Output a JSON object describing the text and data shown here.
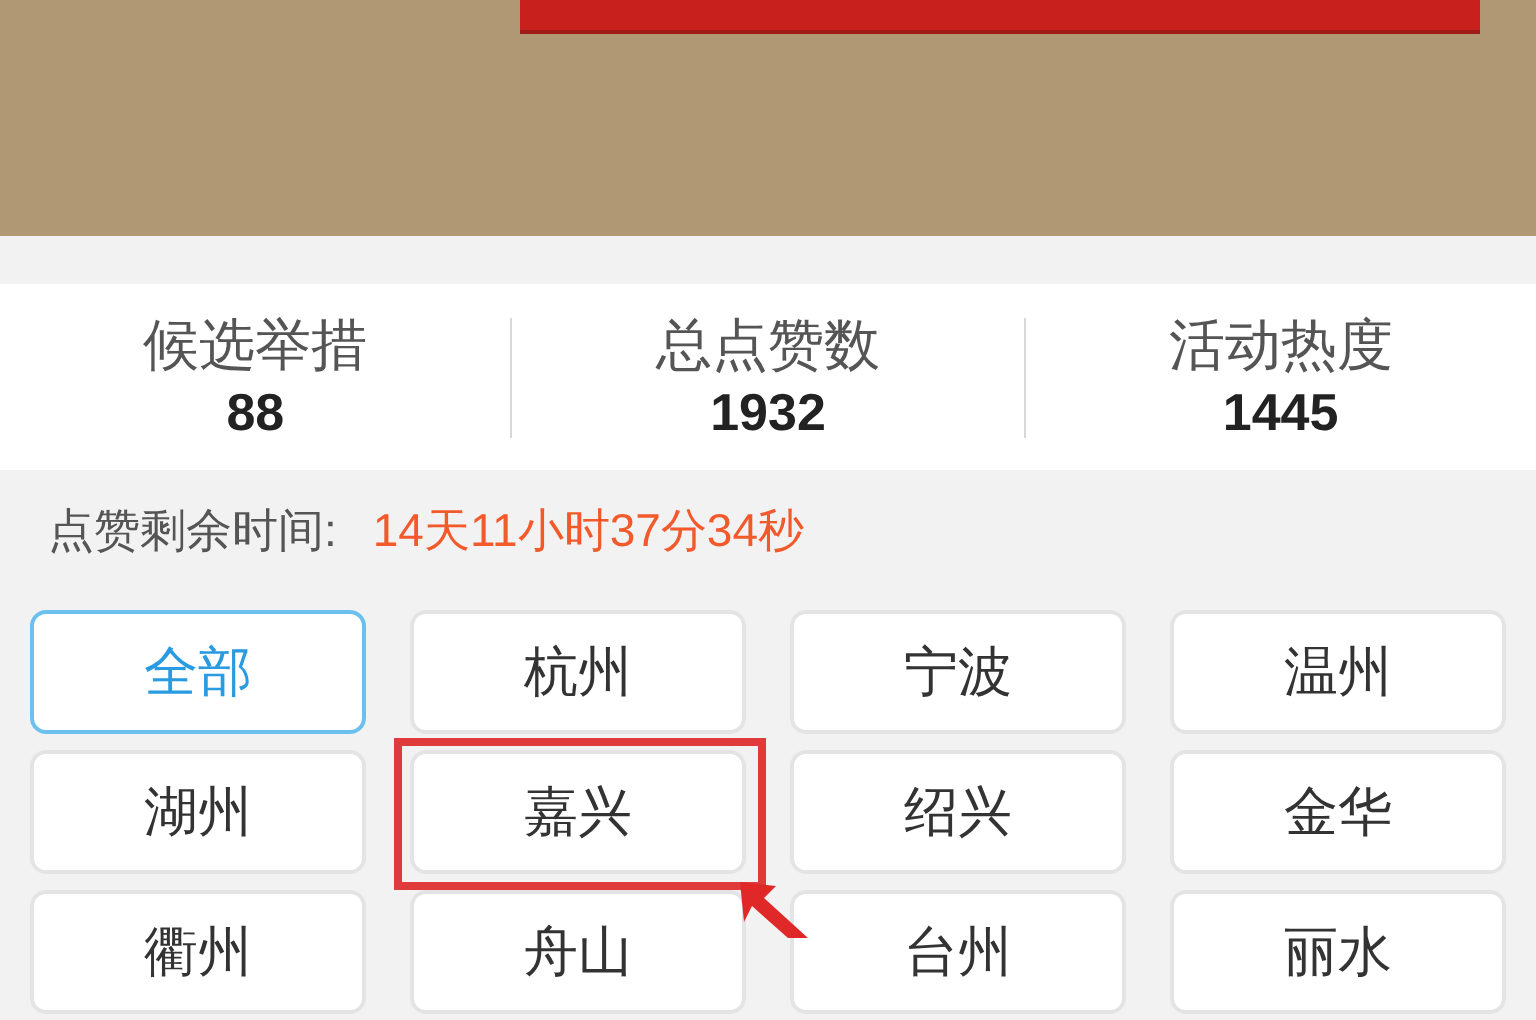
{
  "stats": [
    {
      "label": "候选举措",
      "value": "88"
    },
    {
      "label": "总点赞数",
      "value": "1932"
    },
    {
      "label": "活动热度",
      "value": "1445"
    }
  ],
  "countdown": {
    "label": "点赞剩余时间:",
    "value": "14天11小时37分34秒"
  },
  "regions": [
    {
      "label": "全部",
      "selected": true,
      "annotated": false
    },
    {
      "label": "杭州",
      "selected": false,
      "annotated": false
    },
    {
      "label": "宁波",
      "selected": false,
      "annotated": false
    },
    {
      "label": "温州",
      "selected": false,
      "annotated": false
    },
    {
      "label": "湖州",
      "selected": false,
      "annotated": false
    },
    {
      "label": "嘉兴",
      "selected": false,
      "annotated": true
    },
    {
      "label": "绍兴",
      "selected": false,
      "annotated": false
    },
    {
      "label": "金华",
      "selected": false,
      "annotated": false
    },
    {
      "label": "衢州",
      "selected": false,
      "annotated": false
    },
    {
      "label": "舟山",
      "selected": false,
      "annotated": false
    },
    {
      "label": "台州",
      "selected": false,
      "annotated": false
    },
    {
      "label": "丽水",
      "selected": false,
      "annotated": false
    }
  ]
}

§ EXERCISE DETAILS
Set the listing down in full and exactly. Pictures within it should not appear in the copy.

§ OUTPUT BELOW
Output a JSON object describing the text and data shown here.
{
  "stats": [
    {
      "label": "候选举措",
      "value": "88"
    },
    {
      "label": "总点赞数",
      "value": "1932"
    },
    {
      "label": "活动热度",
      "value": "1445"
    }
  ],
  "countdown": {
    "label": "点赞剩余时间:",
    "value": "14天11小时37分34秒"
  },
  "regions": [
    {
      "label": "全部",
      "selected": true,
      "annotated": false
    },
    {
      "label": "杭州",
      "selected": false,
      "annotated": false
    },
    {
      "label": "宁波",
      "selected": false,
      "annotated": false
    },
    {
      "label": "温州",
      "selected": false,
      "annotated": false
    },
    {
      "label": "湖州",
      "selected": false,
      "annotated": false
    },
    {
      "label": "嘉兴",
      "selected": false,
      "annotated": true
    },
    {
      "label": "绍兴",
      "selected": false,
      "annotated": false
    },
    {
      "label": "金华",
      "selected": false,
      "annotated": false
    },
    {
      "label": "衢州",
      "selected": false,
      "annotated": false
    },
    {
      "label": "舟山",
      "selected": false,
      "annotated": false
    },
    {
      "label": "台州",
      "selected": false,
      "annotated": false
    },
    {
      "label": "丽水",
      "selected": false,
      "annotated": false
    }
  ]
}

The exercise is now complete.